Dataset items

▬▬▬

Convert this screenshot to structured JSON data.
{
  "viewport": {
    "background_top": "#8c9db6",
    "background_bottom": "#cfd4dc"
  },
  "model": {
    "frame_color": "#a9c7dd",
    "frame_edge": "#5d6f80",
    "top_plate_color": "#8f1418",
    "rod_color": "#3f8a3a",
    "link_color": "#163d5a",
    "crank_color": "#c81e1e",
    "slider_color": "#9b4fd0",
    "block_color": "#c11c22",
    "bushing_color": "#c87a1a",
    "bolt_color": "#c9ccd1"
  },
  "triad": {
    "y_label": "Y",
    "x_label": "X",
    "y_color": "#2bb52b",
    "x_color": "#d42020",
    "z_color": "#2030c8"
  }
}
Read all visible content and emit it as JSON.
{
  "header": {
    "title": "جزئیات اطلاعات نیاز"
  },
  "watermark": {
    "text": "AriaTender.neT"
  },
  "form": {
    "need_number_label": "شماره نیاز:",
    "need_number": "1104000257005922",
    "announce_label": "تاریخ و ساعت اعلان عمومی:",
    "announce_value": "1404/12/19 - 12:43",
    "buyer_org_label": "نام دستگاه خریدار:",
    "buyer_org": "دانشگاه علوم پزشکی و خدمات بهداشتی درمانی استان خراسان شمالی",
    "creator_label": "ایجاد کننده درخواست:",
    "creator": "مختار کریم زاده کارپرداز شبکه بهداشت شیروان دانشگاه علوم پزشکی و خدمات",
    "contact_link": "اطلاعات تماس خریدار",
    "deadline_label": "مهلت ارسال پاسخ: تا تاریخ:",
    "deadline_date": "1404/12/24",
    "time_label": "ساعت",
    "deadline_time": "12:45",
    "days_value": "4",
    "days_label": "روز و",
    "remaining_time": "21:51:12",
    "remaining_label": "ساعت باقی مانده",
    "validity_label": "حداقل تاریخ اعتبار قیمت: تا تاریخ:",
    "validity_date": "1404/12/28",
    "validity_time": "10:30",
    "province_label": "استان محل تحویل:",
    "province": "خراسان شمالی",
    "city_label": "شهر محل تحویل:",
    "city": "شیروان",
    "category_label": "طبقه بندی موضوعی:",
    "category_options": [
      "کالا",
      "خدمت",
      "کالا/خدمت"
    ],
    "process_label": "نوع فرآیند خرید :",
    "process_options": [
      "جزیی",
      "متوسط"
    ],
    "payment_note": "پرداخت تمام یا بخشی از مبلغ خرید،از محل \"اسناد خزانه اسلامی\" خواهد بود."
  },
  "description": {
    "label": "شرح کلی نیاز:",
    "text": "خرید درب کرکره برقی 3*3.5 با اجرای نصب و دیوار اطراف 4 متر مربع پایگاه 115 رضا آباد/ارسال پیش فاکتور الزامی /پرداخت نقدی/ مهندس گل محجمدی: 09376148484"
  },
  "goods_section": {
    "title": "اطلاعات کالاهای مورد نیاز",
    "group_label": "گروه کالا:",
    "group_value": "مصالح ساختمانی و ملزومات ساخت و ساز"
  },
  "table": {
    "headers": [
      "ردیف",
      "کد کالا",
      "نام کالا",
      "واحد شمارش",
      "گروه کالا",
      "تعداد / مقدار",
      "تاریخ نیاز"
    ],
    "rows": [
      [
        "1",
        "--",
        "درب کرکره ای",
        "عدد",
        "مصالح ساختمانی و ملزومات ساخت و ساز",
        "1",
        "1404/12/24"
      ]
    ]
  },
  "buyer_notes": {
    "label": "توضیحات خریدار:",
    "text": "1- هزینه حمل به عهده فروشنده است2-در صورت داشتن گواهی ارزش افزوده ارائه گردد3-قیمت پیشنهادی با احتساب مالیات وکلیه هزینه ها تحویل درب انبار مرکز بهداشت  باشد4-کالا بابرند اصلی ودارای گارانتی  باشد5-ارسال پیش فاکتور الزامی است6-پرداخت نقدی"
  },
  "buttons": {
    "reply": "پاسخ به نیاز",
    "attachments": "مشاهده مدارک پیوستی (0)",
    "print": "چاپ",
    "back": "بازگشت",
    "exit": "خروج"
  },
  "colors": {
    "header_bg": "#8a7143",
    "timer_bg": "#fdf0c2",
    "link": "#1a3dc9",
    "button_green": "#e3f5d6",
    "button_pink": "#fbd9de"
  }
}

▬▬▬

**Description of the task**
Write out the whole listing again. Match it word for word.

**Solution to this problem**
Convert this screenshot to structured JSON data.
{
  "viewport": {
    "background_top": "#8c9db6",
    "background_bottom": "#cfd4dc"
  },
  "model": {
    "frame_color": "#a9c7dd",
    "frame_edge": "#5d6f80",
    "top_plate_color": "#8f1418",
    "rod_color": "#3f8a3a",
    "link_color": "#163d5a",
    "crank_color": "#c81e1e",
    "slider_color": "#9b4fd0",
    "block_color": "#c11c22",
    "bushing_color": "#c87a1a",
    "bolt_color": "#c9ccd1"
  },
  "triad": {
    "y_label": "Y",
    "x_label": "X",
    "y_color": "#2bb52b",
    "x_color": "#d42020",
    "z_color": "#2030c8"
  }
}
Read all visible content and emit it as JSON.
{
  "header": {
    "title": "جزئیات اطلاعات نیاز"
  },
  "watermark": {
    "text": "AriaTender.neT"
  },
  "form": {
    "need_number_label": "شماره نیاز:",
    "need_number": "1104000257005922",
    "announce_label": "تاریخ و ساعت اعلان عمومی:",
    "announce_value": "1404/12/19 - 12:43",
    "buyer_org_label": "نام دستگاه خریدار:",
    "buyer_org": "دانشگاه علوم پزشکی و خدمات بهداشتی درمانی استان خراسان شمالی",
    "creator_label": "ایجاد کننده درخواست:",
    "creator": "مختار کریم زاده کارپرداز شبکه بهداشت شیروان دانشگاه علوم پزشکی و خدمات",
    "contact_link": "اطلاعات تماس خریدار",
    "deadline_label": "مهلت ارسال پاسخ: تا تاریخ:",
    "deadline_date": "1404/12/24",
    "time_label": "ساعت",
    "deadline_time": "12:45",
    "days_value": "4",
    "days_label": "روز و",
    "remaining_time": "21:51:12",
    "remaining_label": "ساعت باقی مانده",
    "validity_label": "حداقل تاریخ اعتبار قیمت: تا تاریخ:",
    "validity_date": "1404/12/28",
    "validity_time": "10:30",
    "province_label": "استان محل تحویل:",
    "province": "خراسان شمالی",
    "city_label": "شهر محل تحویل:",
    "city": "شیروان",
    "category_label": "طبقه بندی موضوعی:",
    "category_options": [
      "کالا",
      "خدمت",
      "کالا/خدمت"
    ],
    "process_label": "نوع فرآیند خرید :",
    "process_options": [
      "جزیی",
      "متوسط"
    ],
    "payment_note": "پرداخت تمام یا بخشی از مبلغ خرید،از محل \"اسناد خزانه اسلامی\" خواهد بود."
  },
  "description": {
    "label": "شرح کلی نیاز:",
    "text": "خرید درب کرکره برقی 3*3.5 با اجرای نصب و دیوار اطراف 4 متر مربع پایگاه 115 رضا آباد/ارسال پیش فاکتور الزامی /پرداخت نقدی/ مهندس گل محجمدی: 09376148484"
  },
  "goods_section": {
    "title": "اطلاعات کالاهای مورد نیاز",
    "group_label": "گروه کالا:",
    "group_value": "مصالح ساختمانی و ملزومات ساخت و ساز"
  },
  "table": {
    "headers": [
      "ردیف",
      "کد کالا",
      "نام کالا",
      "واحد شمارش",
      "گروه کالا",
      "تعداد / مقدار",
      "تاریخ نیاز"
    ],
    "rows": [
      [
        "1",
        "--",
        "درب کرکره ای",
        "عدد",
        "مصالح ساختمانی و ملزومات ساخت و ساز",
        "1",
        "1404/12/24"
      ]
    ]
  },
  "buyer_notes": {
    "label": "توضیحات خریدار:",
    "text": "1- هزینه حمل به عهده فروشنده است2-در صورت داشتن گواهی ارزش افزوده ارائه گردد3-قیمت پیشنهادی با احتساب مالیات وکلیه هزینه ها تحویل درب انبار مرکز بهداشت  باشد4-کالا بابرند اصلی ودارای گارانتی  باشد5-ارسال پیش فاکتور الزامی است6-پرداخت نقدی"
  },
  "buttons": {
    "reply": "پاسخ به نیاز",
    "attachments": "مشاهده مدارک پیوستی (0)",
    "print": "چاپ",
    "back": "بازگشت",
    "exit": "خروج"
  },
  "colors": {
    "header_bg": "#8a7143",
    "timer_bg": "#fdf0c2",
    "link": "#1a3dc9",
    "button_green": "#e3f5d6",
    "button_pink": "#fbd9de"
  }
}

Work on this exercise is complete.